>> start DATASET EXCERPTS

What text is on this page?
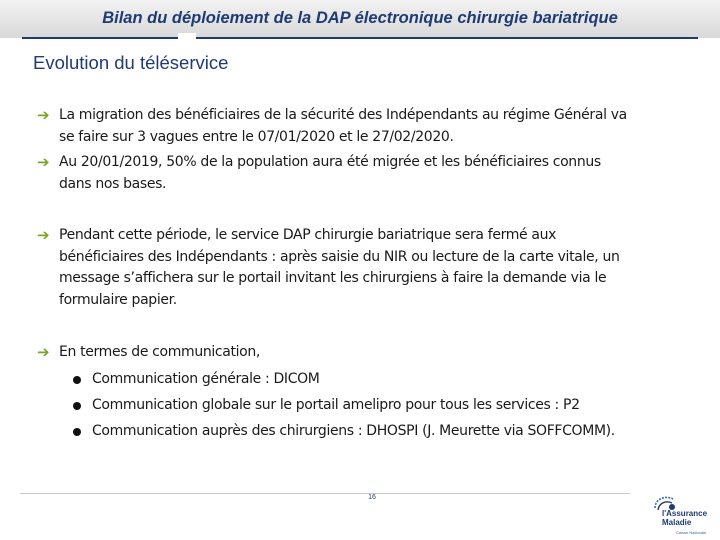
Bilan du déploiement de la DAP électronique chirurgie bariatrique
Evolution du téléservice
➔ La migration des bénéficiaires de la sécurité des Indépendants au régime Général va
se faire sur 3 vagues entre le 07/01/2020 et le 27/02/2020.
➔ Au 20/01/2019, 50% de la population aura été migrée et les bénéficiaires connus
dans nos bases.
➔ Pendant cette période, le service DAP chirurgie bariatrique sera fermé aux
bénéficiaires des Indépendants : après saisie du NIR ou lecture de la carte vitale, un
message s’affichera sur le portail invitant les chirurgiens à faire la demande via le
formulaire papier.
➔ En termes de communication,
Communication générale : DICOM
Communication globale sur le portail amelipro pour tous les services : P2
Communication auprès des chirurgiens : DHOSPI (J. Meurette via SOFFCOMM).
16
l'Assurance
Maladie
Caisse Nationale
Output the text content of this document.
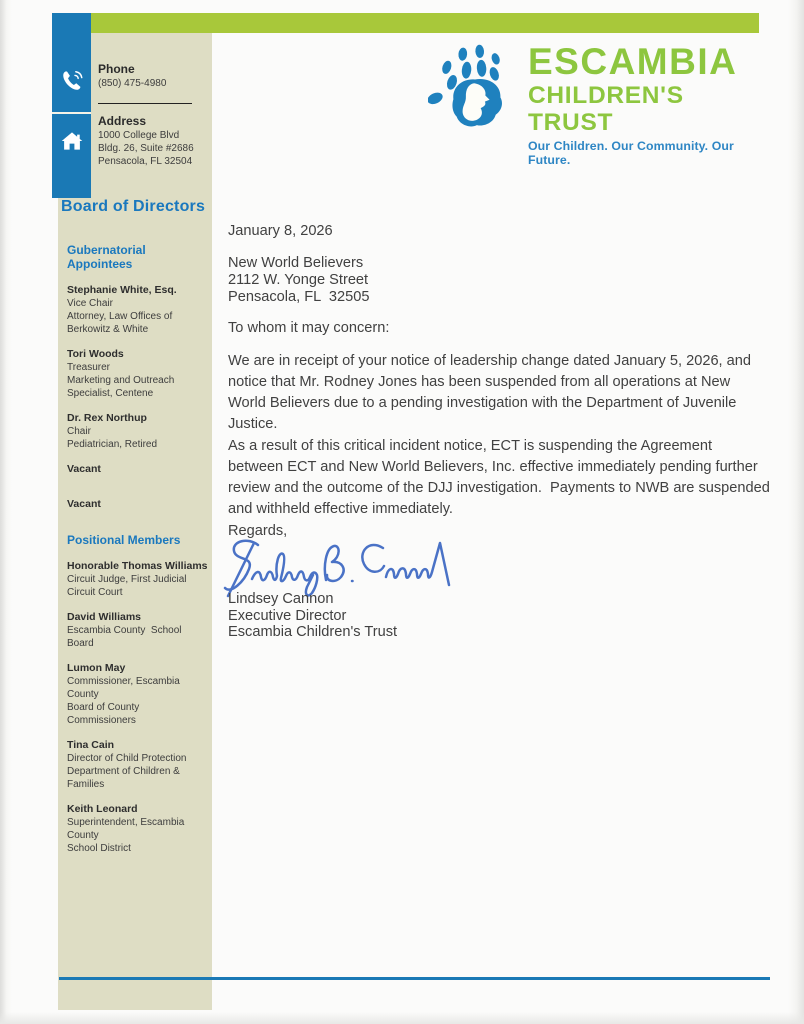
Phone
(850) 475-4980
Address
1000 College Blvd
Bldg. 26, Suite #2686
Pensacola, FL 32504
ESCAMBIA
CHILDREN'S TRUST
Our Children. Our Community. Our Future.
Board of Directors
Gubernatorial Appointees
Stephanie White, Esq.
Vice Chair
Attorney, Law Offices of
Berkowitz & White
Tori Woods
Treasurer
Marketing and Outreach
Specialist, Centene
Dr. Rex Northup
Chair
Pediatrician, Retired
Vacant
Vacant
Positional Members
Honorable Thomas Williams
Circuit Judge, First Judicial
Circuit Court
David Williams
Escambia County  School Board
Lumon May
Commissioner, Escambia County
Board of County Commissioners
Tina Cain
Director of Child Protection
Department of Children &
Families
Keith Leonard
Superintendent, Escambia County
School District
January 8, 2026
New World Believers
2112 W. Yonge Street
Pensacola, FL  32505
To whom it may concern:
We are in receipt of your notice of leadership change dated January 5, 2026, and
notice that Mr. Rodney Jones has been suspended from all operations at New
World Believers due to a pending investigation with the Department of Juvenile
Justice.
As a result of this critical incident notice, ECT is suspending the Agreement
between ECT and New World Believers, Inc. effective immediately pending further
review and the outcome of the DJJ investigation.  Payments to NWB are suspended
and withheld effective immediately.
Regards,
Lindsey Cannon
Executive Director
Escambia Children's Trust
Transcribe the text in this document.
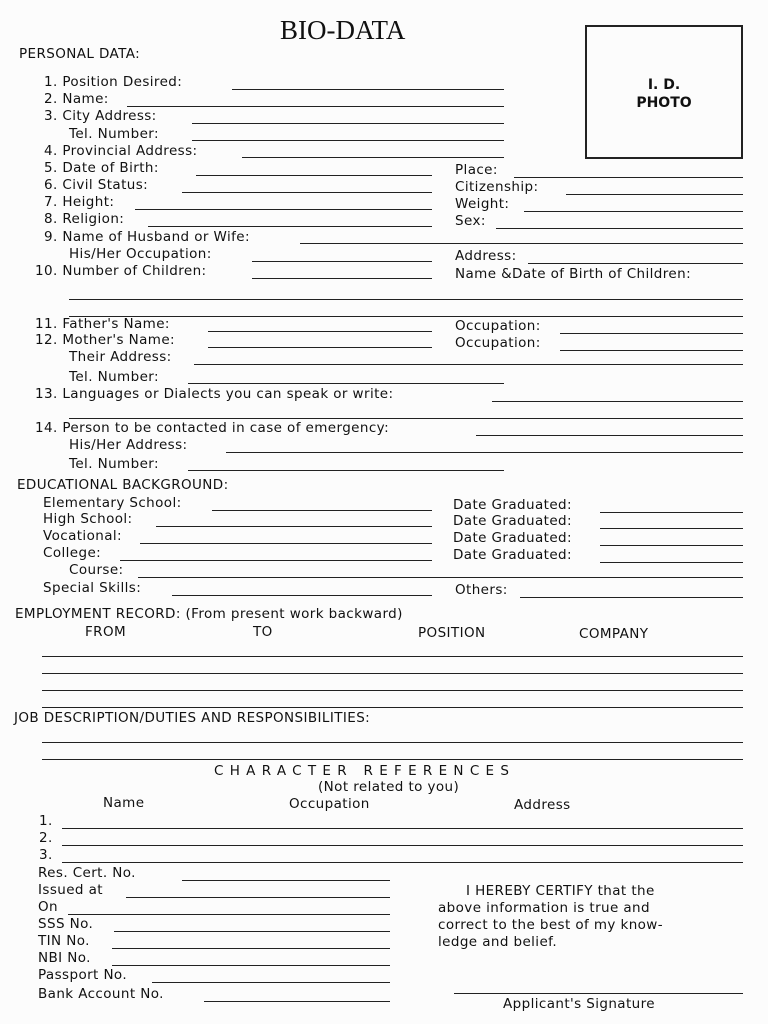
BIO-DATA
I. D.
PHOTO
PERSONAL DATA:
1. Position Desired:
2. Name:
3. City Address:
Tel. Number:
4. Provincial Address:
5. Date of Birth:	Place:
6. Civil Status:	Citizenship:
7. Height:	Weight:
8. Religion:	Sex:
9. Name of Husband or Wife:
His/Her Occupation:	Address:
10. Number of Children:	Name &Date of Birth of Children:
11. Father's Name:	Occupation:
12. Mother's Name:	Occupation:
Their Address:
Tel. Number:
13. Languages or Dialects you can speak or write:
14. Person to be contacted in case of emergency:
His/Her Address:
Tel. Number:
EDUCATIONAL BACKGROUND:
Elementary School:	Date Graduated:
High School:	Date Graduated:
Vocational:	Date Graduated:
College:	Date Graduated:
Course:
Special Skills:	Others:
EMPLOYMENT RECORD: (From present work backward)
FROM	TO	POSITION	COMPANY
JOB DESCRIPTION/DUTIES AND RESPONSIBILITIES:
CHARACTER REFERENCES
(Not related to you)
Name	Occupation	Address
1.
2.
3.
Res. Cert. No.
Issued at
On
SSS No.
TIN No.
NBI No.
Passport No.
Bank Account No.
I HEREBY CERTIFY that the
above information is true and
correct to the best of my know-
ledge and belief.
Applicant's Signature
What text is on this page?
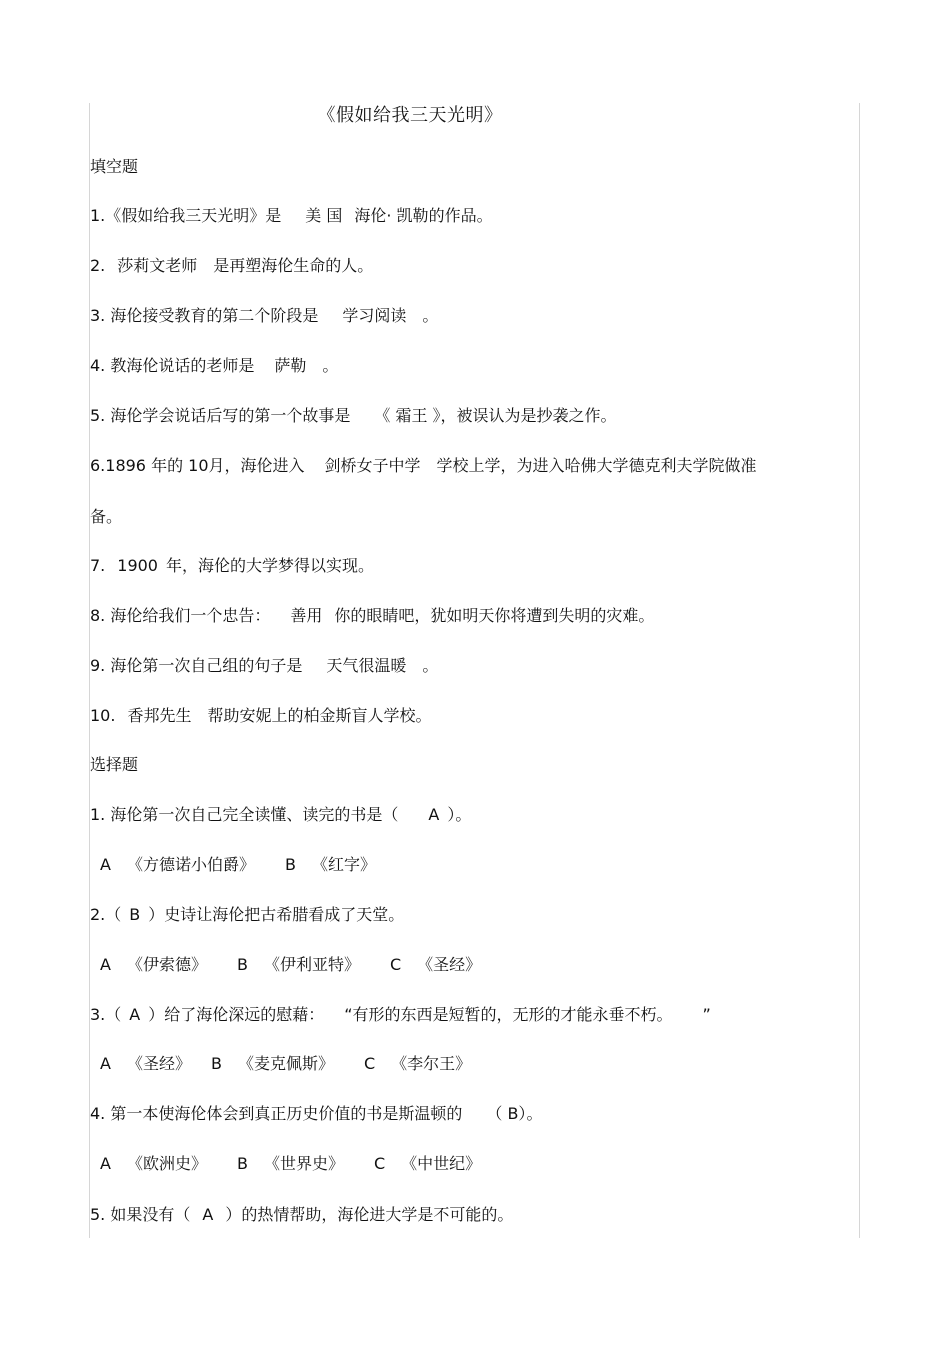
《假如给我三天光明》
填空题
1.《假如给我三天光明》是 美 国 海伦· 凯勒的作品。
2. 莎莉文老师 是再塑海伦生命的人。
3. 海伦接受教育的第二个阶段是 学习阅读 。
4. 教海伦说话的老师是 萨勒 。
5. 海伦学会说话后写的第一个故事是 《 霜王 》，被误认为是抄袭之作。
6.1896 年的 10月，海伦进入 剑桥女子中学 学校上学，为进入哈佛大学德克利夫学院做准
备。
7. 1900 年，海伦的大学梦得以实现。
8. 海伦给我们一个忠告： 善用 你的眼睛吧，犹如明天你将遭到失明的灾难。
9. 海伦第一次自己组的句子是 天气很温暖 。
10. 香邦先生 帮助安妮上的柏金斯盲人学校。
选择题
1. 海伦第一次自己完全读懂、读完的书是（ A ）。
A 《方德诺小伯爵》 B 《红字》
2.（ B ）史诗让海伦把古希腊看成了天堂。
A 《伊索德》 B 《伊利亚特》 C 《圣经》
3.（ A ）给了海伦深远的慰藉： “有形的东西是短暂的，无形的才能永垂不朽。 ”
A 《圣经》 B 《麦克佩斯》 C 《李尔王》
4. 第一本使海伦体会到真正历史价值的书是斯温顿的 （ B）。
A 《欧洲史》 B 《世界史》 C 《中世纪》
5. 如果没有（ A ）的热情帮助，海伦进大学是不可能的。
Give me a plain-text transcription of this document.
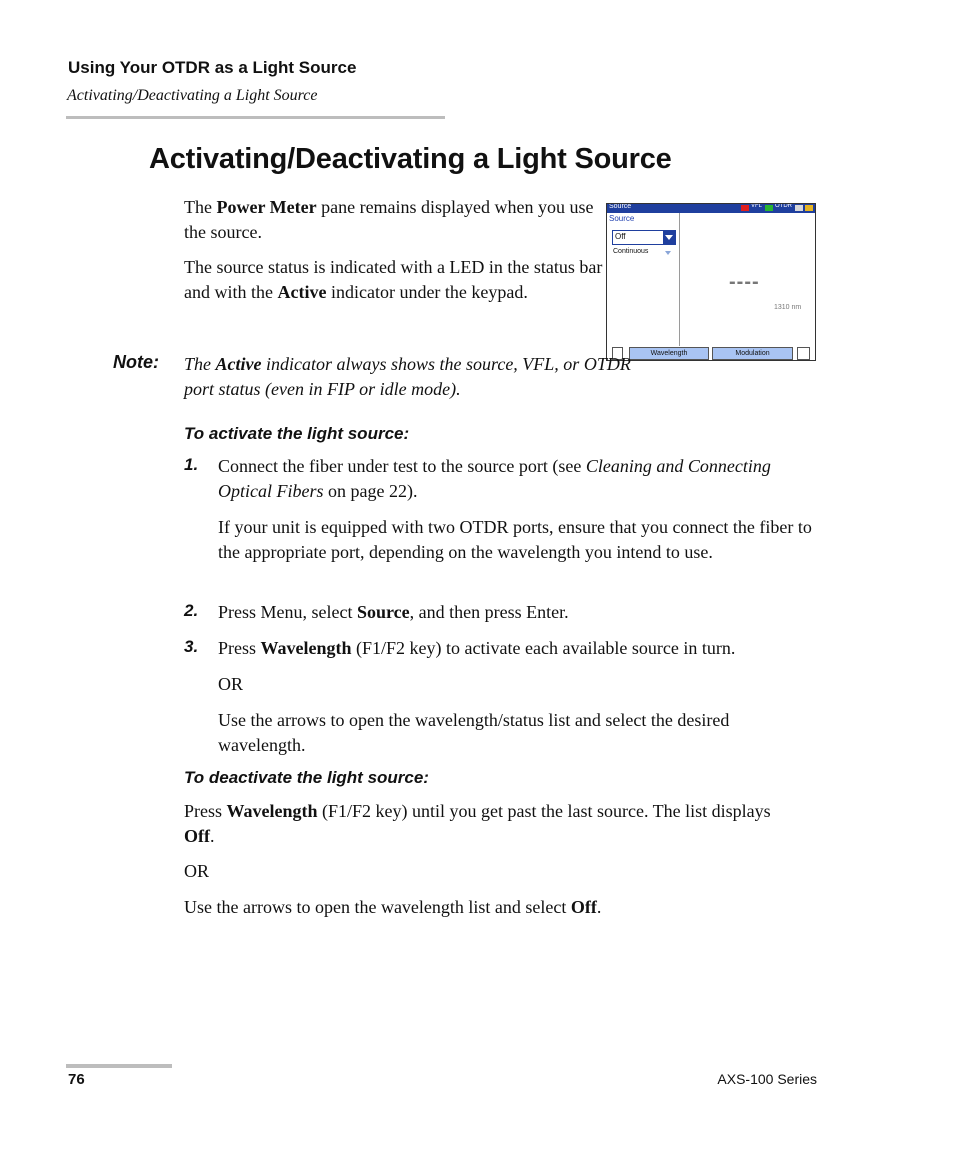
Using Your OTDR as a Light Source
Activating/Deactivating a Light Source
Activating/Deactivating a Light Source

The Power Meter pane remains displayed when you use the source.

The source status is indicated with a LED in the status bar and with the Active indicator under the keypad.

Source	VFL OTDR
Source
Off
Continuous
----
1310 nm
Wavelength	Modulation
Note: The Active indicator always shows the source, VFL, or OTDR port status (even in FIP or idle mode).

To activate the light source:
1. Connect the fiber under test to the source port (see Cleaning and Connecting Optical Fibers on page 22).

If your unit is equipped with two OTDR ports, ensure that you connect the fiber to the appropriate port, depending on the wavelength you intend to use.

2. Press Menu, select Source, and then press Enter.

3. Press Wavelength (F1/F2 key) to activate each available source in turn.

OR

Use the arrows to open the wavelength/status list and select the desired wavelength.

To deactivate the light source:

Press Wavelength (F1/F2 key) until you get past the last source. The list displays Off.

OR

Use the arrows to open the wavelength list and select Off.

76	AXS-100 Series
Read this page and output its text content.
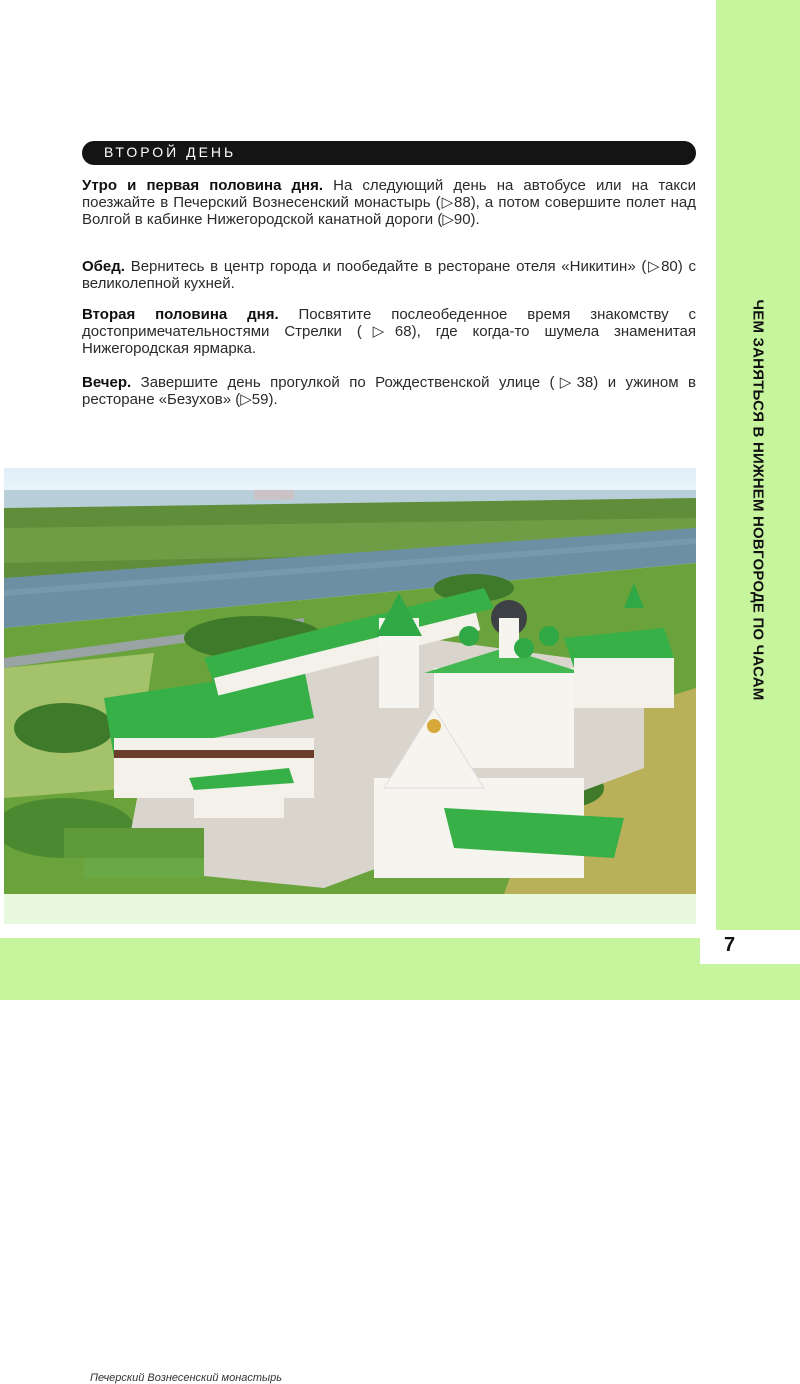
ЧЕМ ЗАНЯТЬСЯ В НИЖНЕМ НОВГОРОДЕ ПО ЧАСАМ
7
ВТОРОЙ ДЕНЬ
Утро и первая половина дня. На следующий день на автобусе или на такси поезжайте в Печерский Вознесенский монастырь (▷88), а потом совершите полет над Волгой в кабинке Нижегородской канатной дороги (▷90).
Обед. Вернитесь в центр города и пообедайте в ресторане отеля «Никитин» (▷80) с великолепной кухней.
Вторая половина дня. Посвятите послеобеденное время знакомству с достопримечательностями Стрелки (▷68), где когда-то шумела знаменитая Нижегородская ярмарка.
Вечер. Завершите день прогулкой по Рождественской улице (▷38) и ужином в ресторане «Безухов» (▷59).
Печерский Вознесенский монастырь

>> end DATASET EXCERPTS

Repeat the listing verbatim. Skip the pictures.

**WRITTEN ANSWER**.
What text is on this page?
Bilan du déploiement de la DAP électronique chirurgie bariatrique
Evolution du téléservice
➔ La migration des bénéficiaires de la sécurité des Indépendants au régime Général va
se faire sur 3 vagues entre le 07/01/2020 et le 27/02/2020.
➔ Au 20/01/2019, 50% de la population aura été migrée et les bénéficiaires connus
dans nos bases.
➔ Pendant cette période, le service DAP chirurgie bariatrique sera fermé aux
bénéficiaires des Indépendants : après saisie du NIR ou lecture de la carte vitale, un
message s’affichera sur le portail invitant les chirurgiens à faire la demande via le
formulaire papier.
➔ En termes de communication,
Communication générale : DICOM
Communication globale sur le portail amelipro pour tous les services : P2
Communication auprès des chirurgiens : DHOSPI (J. Meurette via SOFFCOMM).
16
l'Assurance
Maladie
Caisse Nationale
Output the text content of this document.
Phone
(850) 475-4980
Address
1000 College Blvd
Bldg. 26, Suite #2686
Pensacola, FL 32504
ESCAMBIA
CHILDREN'S TRUST
Our Children. Our Community. Our Future.
Board of Directors
Gubernatorial Appointees
Stephanie White, Esq.
Vice Chair
Attorney, Law Offices of
Berkowitz & White
Tori Woods
Treasurer
Marketing and Outreach
Specialist, Centene
Dr. Rex Northup
Chair
Pediatrician, Retired
Vacant
Vacant
Positional Members
Honorable Thomas Williams
Circuit Judge, First Judicial
Circuit Court
David Williams
Escambia County  School Board
Lumon May
Commissioner, Escambia County
Board of County Commissioners
Tina Cain
Director of Child Protection
Department of Children &
Families
Keith Leonard
Superintendent, Escambia County
School District
January 8, 2026
New World Believers
2112 W. Yonge Street
Pensacola, FL  32505
To whom it may concern:
We are in receipt of your notice of leadership change dated January 5, 2026, and
notice that Mr. Rodney Jones has been suspended from all operations at New
World Believers due to a pending investigation with the Department of Juvenile
Justice.
As a result of this critical incident notice, ECT is suspending the Agreement
between ECT and New World Believers, Inc. effective immediately pending further
review and the outcome of the DJJ investigation.  Payments to NWB are suspended
and withheld effective immediately.
Regards,
Lindsey Cannon
Executive Director
Escambia Children's Trust
Transcribe the text in this document.
BIO-DATA
I. D.
PHOTO
PERSONAL DATA:
1. Position Desired:
2. Name:
3. City Address:
Tel. Number:
4. Provincial Address:
5. Date of Birth:	Place:
6. Civil Status:	Citizenship:
7. Height:	Weight:
8. Religion:	Sex:
9. Name of Husband or Wife:
His/Her Occupation:	Address:
10. Number of Children:	Name &Date of Birth of Children:
11. Father's Name:	Occupation:
12. Mother's Name:	Occupation:
Their Address:
Tel. Number:
13. Languages or Dialects you can speak or write:
14. Person to be contacted in case of emergency:
His/Her Address:
Tel. Number:
EDUCATIONAL BACKGROUND:
Elementary School:	Date Graduated:
High School:	Date Graduated:
Vocational:	Date Graduated:
College:	Date Graduated:
Course:
Special Skills:	Others:
EMPLOYMENT RECORD: (From present work backward)
FROM	TO	POSITION	COMPANY
JOB DESCRIPTION/DUTIES AND RESPONSIBILITIES:
CHARACTER REFERENCES
(Not related to you)
Name	Occupation	Address
1.
2.
3.
Res. Cert. No.
Issued at
On
SSS No.
TIN No.
NBI No.
Passport No.
Bank Account No.
I HEREBY CERTIFY that the
above information is true and
correct to the best of my know-
ledge and belief.
Applicant's Signature
What text is on this page?
《假如给我三天光明》
填空题
1.《假如给我三天光明》是 美 国 海伦· 凯勒的作品。
2. 莎莉文老师 是再塑海伦生命的人。
3. 海伦接受教育的第二个阶段是 学习阅读 。
4. 教海伦说话的老师是 萨勒 。
5. 海伦学会说话后写的第一个故事是 《 霜王 》，被误认为是抄袭之作。
6.1896 年的 10月，海伦进入 剑桥女子中学 学校上学，为进入哈佛大学德克利夫学院做准
备。
7. 1900 年，海伦的大学梦得以实现。
8. 海伦给我们一个忠告： 善用 你的眼睛吧，犹如明天你将遭到失明的灾难。
9. 海伦第一次自己组的句子是 天气很温暖 。
10. 香邦先生 帮助安妮上的柏金斯盲人学校。
选择题
1. 海伦第一次自己完全读懂、读完的书是（ A ）。
A 《方德诺小伯爵》 B 《红字》
2.（ B ）史诗让海伦把古希腊看成了天堂。
A 《伊索德》 B 《伊利亚特》 C 《圣经》
3.（ A ）给了海伦深远的慰藉： “有形的东西是短暂的，无形的才能永垂不朽。 ”
A 《圣经》 B 《麦克佩斯》 C 《李尔王》
4. 第一本使海伦体会到真正历史价值的书是斯温顿的 （ B）。
A 《欧洲史》 B 《世界史》 C 《中世纪》
5. 如果没有（ A ）的热情帮助，海伦进大学是不可能的。
Give me a plain-text transcription of this document.
Using Your OTDR as a Light Source
Activating/Deactivating a Light Source
Activating/Deactivating a Light Source

The Power Meter pane remains displayed when you use the source.

The source status is indicated with a LED in the status bar and with the Active indicator under the keypad.

Source	VFL OTDR
Source
Off
Continuous
----
1310 nm
Wavelength	Modulation
Note: The Active indicator always shows the source, VFL, or OTDR port status (even in FIP or idle mode).

To activate the light source:
1. Connect the fiber under test to the source port (see Cleaning and Connecting Optical Fibers on page 22).

If your unit is equipped with two OTDR ports, ensure that you connect the fiber to the appropriate port, depending on the wavelength you intend to use.

2. Press Menu, select Source, and then press Enter.

3. Press Wavelength (F1/F2 key) to activate each available source in turn.

OR

Use the arrows to open the wavelength/status list and select the desired wavelength.

To deactivate the light source:

Press Wavelength (F1/F2 key) until you get past the last source. The list displays Off.

OR

Use the arrows to open the wavelength list and select Off.

76	AXS-100 Series
Read this page and output its text content.
ЧЕМ ЗАНЯТЬСЯ В НИЖНЕМ НОВГОРОДЕ ПО ЧАСАМ
7
ВТОРОЙ ДЕНЬ
Утро и первая половина дня. На следующий день на автобусе или на такси поезжайте в Печерский Вознесенский монастырь (▷88), а потом совершите полет над Волгой в кабинке Нижегородской канатной дороги (▷90).
Обед. Вернитесь в центр города и пообедайте в ресторане отеля «Никитин» (▷80) с великолепной кухней.
Вторая половина дня. Посвятите послеобеденное время знакомству с достопримечательностями Стрелки (▷68), где когда-то шумела знаменитая Нижегородская ярмарка.
Вечер. Завершите день прогулкой по Рождественской улице (▷38) и ужином в ресторане «Безухов» (▷59).
Печерский Вознесенский монастырь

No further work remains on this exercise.